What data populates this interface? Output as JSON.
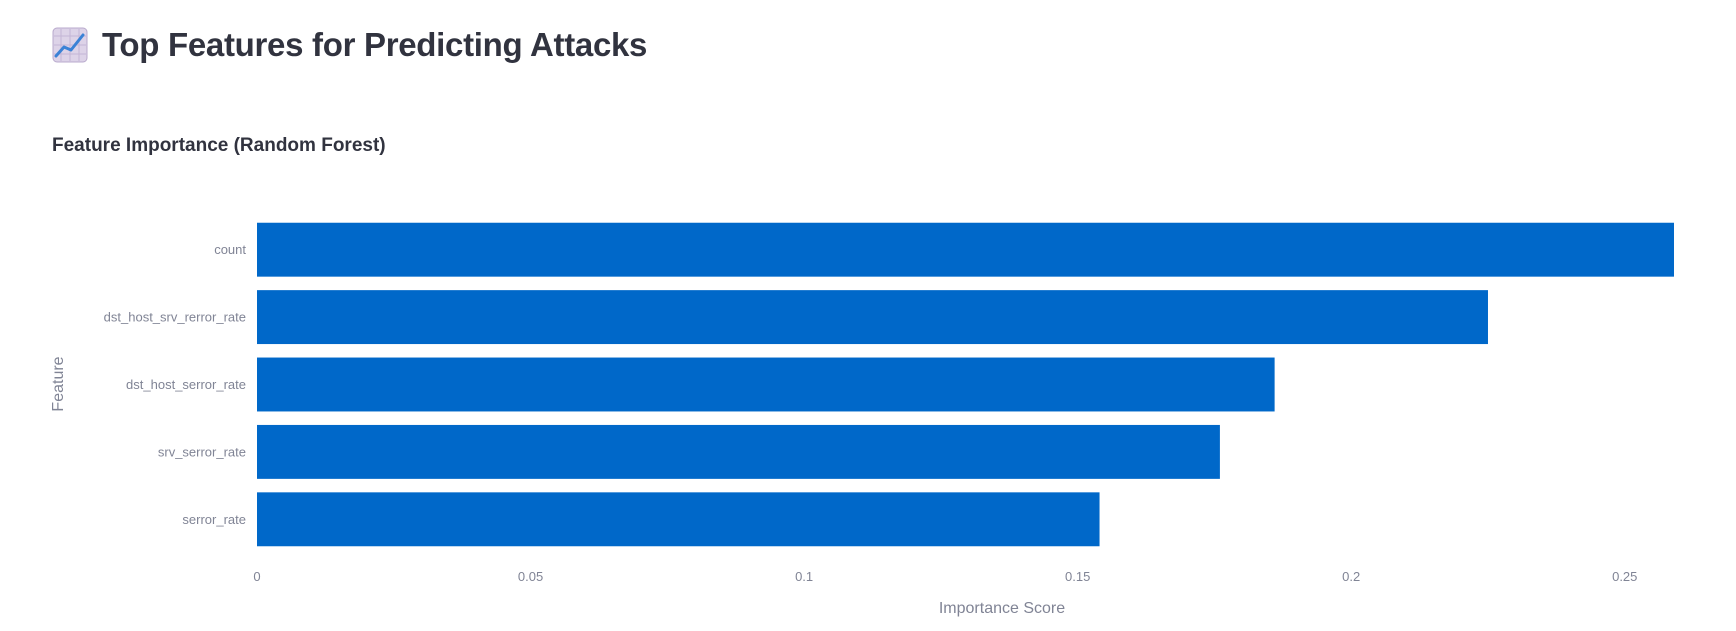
{
  "header": {
    "title": "Top Features for Predicting Attacks",
    "icon": "chart-increasing-icon"
  },
  "chart_data": {
    "type": "bar",
    "orientation": "horizontal",
    "title": "Feature Importance (Random Forest)",
    "xlabel": "Importance Score",
    "ylabel": "Feature",
    "categories": [
      "count",
      "dst_host_srv_rerror_rate",
      "dst_host_serror_rate",
      "srv_serror_rate",
      "serror_rate"
    ],
    "values": [
      0.259,
      0.225,
      0.186,
      0.176,
      0.154
    ],
    "xlim": [
      0,
      0.259
    ],
    "xticks": [
      0,
      0.05,
      0.1,
      0.15,
      0.2,
      0.25
    ],
    "xtick_labels": [
      "0",
      "0.05",
      "0.1",
      "0.15",
      "0.2",
      "0.25"
    ],
    "bar_color": "#0068c9",
    "grid": false,
    "legend": "none"
  }
}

Required task
Pictures stay out; repeat all the rest of the records exactly.

Exercise output
What data populates this interface? Output as JSON.
{
  "header": {
    "title": "Top Features for Predicting Attacks",
    "icon": "chart-increasing-icon"
  },
  "chart_data": {
    "type": "bar",
    "orientation": "horizontal",
    "title": "Feature Importance (Random Forest)",
    "xlabel": "Importance Score",
    "ylabel": "Feature",
    "categories": [
      "count",
      "dst_host_srv_rerror_rate",
      "dst_host_serror_rate",
      "srv_serror_rate",
      "serror_rate"
    ],
    "values": [
      0.259,
      0.225,
      0.186,
      0.176,
      0.154
    ],
    "xlim": [
      0,
      0.259
    ],
    "xticks": [
      0,
      0.05,
      0.1,
      0.15,
      0.2,
      0.25
    ],
    "xtick_labels": [
      "0",
      "0.05",
      "0.1",
      "0.15",
      "0.2",
      "0.25"
    ],
    "bar_color": "#0068c9",
    "grid": false,
    "legend": "none"
  }
}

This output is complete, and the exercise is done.